_Aim of the exercise_: Output the listing exactly, from its first line through the line that contains "ok-button[interactable]: OK: [1282, 799, 1366, 825]", including that line, and nothing beyond it.

_Record list_:
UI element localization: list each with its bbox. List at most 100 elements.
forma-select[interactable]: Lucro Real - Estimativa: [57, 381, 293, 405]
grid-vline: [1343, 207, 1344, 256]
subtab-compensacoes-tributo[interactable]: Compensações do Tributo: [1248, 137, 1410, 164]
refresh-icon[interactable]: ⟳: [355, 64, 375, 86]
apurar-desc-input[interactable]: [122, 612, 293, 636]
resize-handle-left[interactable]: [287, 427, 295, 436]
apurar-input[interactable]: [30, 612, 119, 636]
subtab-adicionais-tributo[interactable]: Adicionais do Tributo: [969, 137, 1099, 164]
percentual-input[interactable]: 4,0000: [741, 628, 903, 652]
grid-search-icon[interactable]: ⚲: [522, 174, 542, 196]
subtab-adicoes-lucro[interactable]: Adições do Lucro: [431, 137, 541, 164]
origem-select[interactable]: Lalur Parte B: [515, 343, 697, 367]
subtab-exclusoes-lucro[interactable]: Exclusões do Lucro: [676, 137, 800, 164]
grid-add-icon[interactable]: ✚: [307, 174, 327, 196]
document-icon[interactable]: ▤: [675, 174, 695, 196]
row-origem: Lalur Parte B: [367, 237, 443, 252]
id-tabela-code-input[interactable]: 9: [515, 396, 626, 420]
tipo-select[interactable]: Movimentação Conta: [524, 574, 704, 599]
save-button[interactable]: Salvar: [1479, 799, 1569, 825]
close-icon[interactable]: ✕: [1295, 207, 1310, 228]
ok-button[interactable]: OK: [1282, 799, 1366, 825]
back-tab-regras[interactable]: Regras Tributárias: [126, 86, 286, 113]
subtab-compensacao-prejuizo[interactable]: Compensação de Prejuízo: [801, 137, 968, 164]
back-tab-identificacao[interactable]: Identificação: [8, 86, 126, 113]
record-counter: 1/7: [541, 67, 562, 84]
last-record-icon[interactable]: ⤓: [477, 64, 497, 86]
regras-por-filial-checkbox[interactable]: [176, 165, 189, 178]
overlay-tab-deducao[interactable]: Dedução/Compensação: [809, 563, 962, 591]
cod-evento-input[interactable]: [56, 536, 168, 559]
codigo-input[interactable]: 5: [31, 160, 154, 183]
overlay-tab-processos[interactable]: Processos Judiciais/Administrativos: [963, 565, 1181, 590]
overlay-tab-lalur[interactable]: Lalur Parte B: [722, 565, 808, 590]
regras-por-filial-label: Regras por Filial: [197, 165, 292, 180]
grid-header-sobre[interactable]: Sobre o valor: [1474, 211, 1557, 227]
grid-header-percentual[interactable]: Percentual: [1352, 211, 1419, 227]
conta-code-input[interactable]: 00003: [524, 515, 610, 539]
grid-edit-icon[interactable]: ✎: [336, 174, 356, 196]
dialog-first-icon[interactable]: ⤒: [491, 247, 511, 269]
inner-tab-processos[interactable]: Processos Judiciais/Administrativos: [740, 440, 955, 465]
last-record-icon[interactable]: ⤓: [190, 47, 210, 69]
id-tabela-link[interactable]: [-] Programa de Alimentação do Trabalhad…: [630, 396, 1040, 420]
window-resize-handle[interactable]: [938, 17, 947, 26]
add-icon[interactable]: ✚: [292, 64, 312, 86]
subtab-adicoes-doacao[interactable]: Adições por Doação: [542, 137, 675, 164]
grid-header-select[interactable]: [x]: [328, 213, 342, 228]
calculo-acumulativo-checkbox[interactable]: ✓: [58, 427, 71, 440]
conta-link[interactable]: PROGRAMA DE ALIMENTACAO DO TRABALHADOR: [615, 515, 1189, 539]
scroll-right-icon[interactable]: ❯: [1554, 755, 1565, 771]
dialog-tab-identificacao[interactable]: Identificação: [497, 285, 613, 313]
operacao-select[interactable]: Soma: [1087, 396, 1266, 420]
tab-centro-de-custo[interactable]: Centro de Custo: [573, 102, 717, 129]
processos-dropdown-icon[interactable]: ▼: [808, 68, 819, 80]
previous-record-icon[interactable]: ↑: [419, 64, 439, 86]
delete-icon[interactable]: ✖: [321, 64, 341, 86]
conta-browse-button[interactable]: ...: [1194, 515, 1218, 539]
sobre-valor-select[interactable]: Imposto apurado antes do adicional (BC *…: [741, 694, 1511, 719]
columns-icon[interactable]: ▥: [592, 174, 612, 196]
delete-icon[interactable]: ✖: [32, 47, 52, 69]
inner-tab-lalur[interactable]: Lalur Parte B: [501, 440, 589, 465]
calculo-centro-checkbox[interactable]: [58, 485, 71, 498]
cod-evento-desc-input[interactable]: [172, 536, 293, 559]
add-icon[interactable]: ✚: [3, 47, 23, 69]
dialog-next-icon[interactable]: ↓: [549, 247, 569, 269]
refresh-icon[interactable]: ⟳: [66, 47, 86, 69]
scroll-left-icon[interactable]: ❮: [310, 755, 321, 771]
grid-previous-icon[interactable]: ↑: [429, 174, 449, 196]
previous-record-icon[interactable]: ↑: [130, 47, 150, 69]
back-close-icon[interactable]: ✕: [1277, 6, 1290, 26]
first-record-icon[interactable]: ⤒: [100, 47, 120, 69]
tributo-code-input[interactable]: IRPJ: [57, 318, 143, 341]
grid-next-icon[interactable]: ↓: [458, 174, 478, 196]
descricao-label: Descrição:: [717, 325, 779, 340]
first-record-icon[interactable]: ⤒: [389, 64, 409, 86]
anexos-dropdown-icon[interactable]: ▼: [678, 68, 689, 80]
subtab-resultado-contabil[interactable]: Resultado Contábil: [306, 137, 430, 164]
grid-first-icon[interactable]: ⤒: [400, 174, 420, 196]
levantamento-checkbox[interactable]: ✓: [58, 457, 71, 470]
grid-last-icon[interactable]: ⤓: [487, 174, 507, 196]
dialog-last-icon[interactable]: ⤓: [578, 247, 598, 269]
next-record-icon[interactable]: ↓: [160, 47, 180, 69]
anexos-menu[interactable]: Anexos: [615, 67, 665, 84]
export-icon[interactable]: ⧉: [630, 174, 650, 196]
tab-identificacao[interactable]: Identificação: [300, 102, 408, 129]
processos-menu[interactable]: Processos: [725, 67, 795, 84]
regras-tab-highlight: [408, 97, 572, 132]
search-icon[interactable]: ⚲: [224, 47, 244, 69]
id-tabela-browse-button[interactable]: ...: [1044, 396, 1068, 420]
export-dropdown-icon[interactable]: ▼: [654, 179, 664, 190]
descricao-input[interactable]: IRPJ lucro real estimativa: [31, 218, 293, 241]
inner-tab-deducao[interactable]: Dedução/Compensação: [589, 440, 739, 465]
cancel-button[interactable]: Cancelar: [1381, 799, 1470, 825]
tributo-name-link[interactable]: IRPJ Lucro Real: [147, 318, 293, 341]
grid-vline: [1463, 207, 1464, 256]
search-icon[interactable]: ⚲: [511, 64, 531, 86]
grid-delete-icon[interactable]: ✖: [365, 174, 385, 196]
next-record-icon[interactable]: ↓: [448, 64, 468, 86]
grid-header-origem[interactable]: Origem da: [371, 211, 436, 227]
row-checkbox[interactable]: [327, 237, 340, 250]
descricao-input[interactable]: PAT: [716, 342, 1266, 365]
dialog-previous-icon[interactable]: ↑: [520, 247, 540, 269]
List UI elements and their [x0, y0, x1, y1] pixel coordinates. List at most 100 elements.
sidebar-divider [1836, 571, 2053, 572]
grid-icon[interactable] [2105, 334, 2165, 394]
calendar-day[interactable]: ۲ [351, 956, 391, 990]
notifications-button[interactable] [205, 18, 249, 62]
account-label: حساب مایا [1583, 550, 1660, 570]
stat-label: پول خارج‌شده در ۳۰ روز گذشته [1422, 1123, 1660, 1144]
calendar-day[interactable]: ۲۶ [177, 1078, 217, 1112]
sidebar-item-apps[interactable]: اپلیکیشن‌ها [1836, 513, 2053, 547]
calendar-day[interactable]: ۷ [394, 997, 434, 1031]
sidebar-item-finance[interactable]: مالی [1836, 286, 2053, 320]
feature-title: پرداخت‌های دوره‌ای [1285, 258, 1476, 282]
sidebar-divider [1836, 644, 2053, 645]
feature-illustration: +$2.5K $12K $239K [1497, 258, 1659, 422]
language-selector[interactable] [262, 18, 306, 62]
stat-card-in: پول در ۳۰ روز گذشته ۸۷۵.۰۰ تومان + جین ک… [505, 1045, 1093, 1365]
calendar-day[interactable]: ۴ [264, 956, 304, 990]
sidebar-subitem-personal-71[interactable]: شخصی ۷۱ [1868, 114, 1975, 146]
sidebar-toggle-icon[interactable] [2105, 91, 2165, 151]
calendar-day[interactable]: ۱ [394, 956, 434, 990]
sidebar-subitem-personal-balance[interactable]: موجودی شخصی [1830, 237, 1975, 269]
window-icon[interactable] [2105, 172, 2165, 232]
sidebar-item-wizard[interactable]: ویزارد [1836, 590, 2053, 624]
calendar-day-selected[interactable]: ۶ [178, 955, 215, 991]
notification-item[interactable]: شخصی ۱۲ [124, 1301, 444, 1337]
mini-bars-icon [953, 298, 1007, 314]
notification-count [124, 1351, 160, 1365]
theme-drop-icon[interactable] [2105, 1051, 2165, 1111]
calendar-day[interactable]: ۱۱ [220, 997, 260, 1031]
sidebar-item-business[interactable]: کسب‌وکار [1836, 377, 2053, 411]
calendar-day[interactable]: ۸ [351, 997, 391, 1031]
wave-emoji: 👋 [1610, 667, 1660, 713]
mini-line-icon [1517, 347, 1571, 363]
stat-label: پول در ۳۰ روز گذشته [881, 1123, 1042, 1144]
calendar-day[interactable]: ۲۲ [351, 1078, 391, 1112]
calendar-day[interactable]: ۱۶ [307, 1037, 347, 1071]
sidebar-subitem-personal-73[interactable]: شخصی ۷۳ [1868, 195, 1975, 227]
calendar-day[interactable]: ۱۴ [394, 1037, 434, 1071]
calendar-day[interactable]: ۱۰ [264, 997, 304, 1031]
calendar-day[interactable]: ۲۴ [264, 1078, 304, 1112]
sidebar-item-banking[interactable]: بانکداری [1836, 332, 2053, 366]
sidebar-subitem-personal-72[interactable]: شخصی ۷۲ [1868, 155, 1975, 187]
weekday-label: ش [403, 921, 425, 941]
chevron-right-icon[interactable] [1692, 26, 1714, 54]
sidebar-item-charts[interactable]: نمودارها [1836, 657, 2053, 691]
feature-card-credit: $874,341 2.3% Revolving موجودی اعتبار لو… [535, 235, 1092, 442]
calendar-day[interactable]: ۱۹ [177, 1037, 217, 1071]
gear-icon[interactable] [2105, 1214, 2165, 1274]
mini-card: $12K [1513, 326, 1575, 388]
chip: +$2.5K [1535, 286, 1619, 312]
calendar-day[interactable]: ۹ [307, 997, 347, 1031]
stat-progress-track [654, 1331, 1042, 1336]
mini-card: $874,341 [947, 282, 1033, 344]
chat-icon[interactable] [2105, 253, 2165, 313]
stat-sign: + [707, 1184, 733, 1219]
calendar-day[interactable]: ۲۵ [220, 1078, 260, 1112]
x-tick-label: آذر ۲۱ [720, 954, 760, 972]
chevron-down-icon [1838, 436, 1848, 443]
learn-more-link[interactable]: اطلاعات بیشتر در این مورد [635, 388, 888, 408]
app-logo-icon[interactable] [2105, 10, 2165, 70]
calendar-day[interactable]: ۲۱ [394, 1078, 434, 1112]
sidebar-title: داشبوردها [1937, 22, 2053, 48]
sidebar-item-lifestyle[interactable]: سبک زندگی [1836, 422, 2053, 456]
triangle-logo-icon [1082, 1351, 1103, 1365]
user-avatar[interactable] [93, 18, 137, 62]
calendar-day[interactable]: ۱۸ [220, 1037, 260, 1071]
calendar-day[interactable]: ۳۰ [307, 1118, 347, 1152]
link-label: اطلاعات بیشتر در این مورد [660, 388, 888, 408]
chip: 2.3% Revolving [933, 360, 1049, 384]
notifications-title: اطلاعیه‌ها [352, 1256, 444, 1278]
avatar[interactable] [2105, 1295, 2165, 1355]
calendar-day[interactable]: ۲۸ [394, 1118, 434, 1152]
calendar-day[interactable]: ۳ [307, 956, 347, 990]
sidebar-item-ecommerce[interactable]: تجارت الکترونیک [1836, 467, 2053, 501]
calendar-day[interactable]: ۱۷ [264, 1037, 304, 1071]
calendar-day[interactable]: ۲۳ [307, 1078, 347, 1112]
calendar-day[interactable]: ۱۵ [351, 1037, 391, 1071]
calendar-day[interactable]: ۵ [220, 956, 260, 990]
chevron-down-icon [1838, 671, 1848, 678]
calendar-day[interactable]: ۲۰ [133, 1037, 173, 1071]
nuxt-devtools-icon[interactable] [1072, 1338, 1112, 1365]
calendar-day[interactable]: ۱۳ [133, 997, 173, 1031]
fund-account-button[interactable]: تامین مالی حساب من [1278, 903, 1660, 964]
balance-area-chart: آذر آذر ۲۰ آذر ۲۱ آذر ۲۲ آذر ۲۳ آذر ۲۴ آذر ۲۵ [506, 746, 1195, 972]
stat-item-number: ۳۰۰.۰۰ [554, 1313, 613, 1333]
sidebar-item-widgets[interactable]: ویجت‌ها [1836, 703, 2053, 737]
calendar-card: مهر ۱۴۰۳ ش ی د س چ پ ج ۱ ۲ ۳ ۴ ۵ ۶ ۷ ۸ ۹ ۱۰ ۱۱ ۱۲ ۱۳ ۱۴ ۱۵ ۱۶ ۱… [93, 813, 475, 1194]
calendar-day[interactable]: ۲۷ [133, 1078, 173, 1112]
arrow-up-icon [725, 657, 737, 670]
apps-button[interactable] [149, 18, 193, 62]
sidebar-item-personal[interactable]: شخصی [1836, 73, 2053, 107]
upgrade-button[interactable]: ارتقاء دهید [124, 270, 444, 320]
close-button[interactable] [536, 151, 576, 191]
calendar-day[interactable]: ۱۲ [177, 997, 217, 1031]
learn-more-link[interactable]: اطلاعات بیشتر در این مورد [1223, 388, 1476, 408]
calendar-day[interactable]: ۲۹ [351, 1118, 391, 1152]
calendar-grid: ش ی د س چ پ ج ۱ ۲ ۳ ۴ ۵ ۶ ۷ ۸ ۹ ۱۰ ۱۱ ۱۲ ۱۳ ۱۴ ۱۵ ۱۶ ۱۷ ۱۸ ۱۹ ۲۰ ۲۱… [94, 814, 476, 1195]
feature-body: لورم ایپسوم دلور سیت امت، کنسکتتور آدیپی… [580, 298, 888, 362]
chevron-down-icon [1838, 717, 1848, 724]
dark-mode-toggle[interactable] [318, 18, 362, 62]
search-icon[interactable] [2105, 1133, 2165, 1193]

_Finished answer_:
UI element localization: list each with its bbox. List at most 100 elements.
forma-select[interactable]: Lucro Real - Estimativa: [57, 381, 293, 405]
grid-vline: [1343, 207, 1344, 256]
subtab-compensacoes-tributo[interactable]: Compensações do Tributo: [1248, 137, 1410, 164]
refresh-icon[interactable]: ⟳: [355, 64, 375, 86]
apurar-desc-input[interactable]: [122, 612, 293, 636]
resize-handle-left[interactable]: [287, 427, 295, 436]
apurar-input[interactable]: [30, 612, 119, 636]
subtab-adicionais-tributo[interactable]: Adicionais do Tributo: [969, 137, 1099, 164]
percentual-input[interactable]: 4,0000: [741, 628, 903, 652]
grid-search-icon[interactable]: ⚲: [522, 174, 542, 196]
subtab-adicoes-lucro[interactable]: Adições do Lucro: [431, 137, 541, 164]
origem-select[interactable]: Lalur Parte B: [515, 343, 697, 367]
subtab-exclusoes-lucro[interactable]: Exclusões do Lucro: [676, 137, 800, 164]
grid-add-icon[interactable]: ✚: [307, 174, 327, 196]
document-icon[interactable]: ▤: [675, 174, 695, 196]
row-origem: Lalur Parte B: [367, 237, 443, 252]
id-tabela-code-input[interactable]: 9: [515, 396, 626, 420]
tipo-select[interactable]: Movimentação Conta: [524, 574, 704, 599]
save-button[interactable]: Salvar: [1479, 799, 1569, 825]
close-icon[interactable]: ✕: [1295, 207, 1310, 228]
ok-button[interactable]: OK: [1282, 799, 1366, 825]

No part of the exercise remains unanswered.